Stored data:
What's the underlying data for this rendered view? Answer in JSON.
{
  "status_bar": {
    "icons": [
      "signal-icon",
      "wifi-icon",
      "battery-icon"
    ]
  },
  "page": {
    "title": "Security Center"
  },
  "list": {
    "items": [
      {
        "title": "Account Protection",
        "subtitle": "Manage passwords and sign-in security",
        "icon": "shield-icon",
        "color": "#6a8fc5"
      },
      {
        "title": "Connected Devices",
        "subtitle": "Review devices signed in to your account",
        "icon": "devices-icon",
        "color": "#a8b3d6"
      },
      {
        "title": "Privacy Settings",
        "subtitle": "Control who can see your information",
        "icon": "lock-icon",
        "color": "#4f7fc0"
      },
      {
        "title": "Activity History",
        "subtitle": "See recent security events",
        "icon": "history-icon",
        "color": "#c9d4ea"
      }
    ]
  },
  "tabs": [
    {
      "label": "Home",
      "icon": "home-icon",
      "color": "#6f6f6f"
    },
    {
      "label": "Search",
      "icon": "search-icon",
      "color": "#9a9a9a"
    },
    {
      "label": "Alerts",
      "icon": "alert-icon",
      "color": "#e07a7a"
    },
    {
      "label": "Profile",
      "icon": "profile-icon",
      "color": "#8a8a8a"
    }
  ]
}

*Stated exercise*. Every entry should be printed again exactly as it stands.

*Expected answer*.
What's the underlying data for this rendered view? Answer in JSON.
{
  "status_bar": {
    "icons": [
      "signal-icon",
      "wifi-icon",
      "battery-icon"
    ]
  },
  "page": {
    "title": "Security Center"
  },
  "list": {
    "items": [
      {
        "title": "Account Protection",
        "subtitle": "Manage passwords and sign-in security",
        "icon": "shield-icon",
        "color": "#6a8fc5"
      },
      {
        "title": "Connected Devices",
        "subtitle": "Review devices signed in to your account",
        "icon": "devices-icon",
        "color": "#a8b3d6"
      },
      {
        "title": "Privacy Settings",
        "subtitle": "Control who can see your information",
        "icon": "lock-icon",
        "color": "#4f7fc0"
      },
      {
        "title": "Activity History",
        "subtitle": "See recent security events",
        "icon": "history-icon",
        "color": "#c9d4ea"
      }
    ]
  },
  "tabs": [
    {
      "label": "Home",
      "icon": "home-icon",
      "color": "#6f6f6f"
    },
    {
      "label": "Search",
      "icon": "search-icon",
      "color": "#9a9a9a"
    },
    {
      "label": "Alerts",
      "icon": "alert-icon",
      "color": "#e07a7a"
    },
    {
      "label": "Profile",
      "icon": "profile-icon",
      "color": "#8a8a8a"
    }
  ]
}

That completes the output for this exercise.